#### Source extract ####

I think there are two primary things we've learned so far:

  1. The wifi connect system is not exactly reliable. I'm currently using this Wifi Connect Repo.. Perhaps there is some sort of corner case with our specific wifi chipset or something. I'll continue to try and replicate the issue here and reach out to the Wifi Connect maintainers once I have something somewhat replicable.
  2. It's obvious that the Frog sensor should provide some more status info maybe via an LED or some local webserver or something. I'll start brainstorming some ideas there.

I have been using wifi connect for a few years and it has always been a little problematic. It is fine for a basic use case of setting up a device with a connection when on site, maybe for a technician but for rolling out to a user base that needs ease it’s not ideal. It is now community supported and although has some Balena team input still it is a little sluggish among their other priorities and in Rust languages that has made community contributions difficult.

I also have a Python base to my project and some months ago moved to a Python based wifi connect (https://github.com/OpenAgricultureFoundation/python-wifi-connect).

Night and day difference, have been able to integrate more features and fix some annoyances. It’s always going to be a little unpredictable working with wifi but I’m pleased with the result.

####

◆ Assignment
Condense the paragraph of the excerpt above that begins "I have been using wifi connect for a few years" into a short bulleted list that keeps its main facts.

#### Listed entries ####

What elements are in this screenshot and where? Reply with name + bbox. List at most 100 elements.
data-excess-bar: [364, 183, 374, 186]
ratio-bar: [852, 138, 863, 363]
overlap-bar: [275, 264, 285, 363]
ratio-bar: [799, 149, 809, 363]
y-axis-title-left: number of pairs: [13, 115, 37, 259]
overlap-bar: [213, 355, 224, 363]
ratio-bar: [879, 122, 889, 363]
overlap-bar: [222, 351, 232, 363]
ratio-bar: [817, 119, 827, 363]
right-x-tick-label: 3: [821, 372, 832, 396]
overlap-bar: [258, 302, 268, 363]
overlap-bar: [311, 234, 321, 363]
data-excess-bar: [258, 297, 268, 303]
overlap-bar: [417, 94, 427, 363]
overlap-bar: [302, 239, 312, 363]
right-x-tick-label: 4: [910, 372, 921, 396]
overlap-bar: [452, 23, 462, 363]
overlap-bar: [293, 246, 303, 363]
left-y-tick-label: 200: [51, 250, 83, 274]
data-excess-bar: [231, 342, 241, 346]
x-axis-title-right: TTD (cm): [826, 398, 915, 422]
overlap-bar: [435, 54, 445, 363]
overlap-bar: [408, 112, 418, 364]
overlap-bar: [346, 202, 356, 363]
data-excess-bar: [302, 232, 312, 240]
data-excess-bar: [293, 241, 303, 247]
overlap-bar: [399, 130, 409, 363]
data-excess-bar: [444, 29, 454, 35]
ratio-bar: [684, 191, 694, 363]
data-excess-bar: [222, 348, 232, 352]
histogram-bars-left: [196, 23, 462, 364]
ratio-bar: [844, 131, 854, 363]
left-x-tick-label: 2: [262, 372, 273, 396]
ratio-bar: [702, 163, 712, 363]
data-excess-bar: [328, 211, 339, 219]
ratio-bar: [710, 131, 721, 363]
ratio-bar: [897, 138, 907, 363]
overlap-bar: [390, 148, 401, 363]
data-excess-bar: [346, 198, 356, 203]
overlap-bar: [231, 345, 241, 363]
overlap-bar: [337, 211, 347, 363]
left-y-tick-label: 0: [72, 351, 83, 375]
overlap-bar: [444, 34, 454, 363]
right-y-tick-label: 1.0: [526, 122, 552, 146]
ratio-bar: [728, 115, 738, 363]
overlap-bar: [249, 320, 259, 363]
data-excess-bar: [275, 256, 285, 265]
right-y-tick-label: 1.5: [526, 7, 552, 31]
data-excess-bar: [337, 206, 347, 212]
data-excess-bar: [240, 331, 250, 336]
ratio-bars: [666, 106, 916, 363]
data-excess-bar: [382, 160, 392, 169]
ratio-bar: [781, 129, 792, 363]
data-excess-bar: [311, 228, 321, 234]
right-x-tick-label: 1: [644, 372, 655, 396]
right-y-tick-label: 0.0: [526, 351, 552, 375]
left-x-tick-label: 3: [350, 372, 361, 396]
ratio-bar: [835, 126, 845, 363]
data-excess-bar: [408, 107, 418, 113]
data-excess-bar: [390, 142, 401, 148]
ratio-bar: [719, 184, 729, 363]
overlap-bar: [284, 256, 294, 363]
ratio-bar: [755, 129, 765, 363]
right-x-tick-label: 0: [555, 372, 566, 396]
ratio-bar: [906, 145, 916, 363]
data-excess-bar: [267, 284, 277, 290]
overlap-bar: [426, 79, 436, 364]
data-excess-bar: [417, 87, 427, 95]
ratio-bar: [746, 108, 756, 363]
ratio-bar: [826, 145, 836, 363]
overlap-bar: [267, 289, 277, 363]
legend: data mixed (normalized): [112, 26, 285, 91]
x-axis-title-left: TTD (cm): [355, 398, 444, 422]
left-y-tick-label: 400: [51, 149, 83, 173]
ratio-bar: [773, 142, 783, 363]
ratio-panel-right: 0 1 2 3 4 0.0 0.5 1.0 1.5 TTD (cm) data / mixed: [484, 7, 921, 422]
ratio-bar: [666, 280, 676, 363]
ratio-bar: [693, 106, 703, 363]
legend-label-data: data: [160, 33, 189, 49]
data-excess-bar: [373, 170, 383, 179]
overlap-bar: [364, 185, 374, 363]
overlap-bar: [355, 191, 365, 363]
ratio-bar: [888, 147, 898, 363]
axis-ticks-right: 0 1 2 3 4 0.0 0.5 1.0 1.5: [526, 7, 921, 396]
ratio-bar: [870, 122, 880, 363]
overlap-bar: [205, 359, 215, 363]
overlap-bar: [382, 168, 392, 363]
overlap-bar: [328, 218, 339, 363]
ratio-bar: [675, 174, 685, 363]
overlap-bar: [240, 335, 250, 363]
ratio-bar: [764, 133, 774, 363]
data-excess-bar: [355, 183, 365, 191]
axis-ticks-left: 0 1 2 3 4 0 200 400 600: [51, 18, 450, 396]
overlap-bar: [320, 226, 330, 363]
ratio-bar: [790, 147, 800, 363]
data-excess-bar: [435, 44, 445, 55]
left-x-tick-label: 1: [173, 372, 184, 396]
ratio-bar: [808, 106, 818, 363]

####

◆ Reply
- Wifi connect has been in use for a few years and has always been somewhat problematic.
- It works for basic on-site setup of a device's connection, such as by a technician.
- It is not ideal for rolling out to a user base that needs ease of use.
- It is now community supported. The Balena team still gives some input, but progress is sluggish among their other priorities.
- Its use of Rust has made community contributions difficult.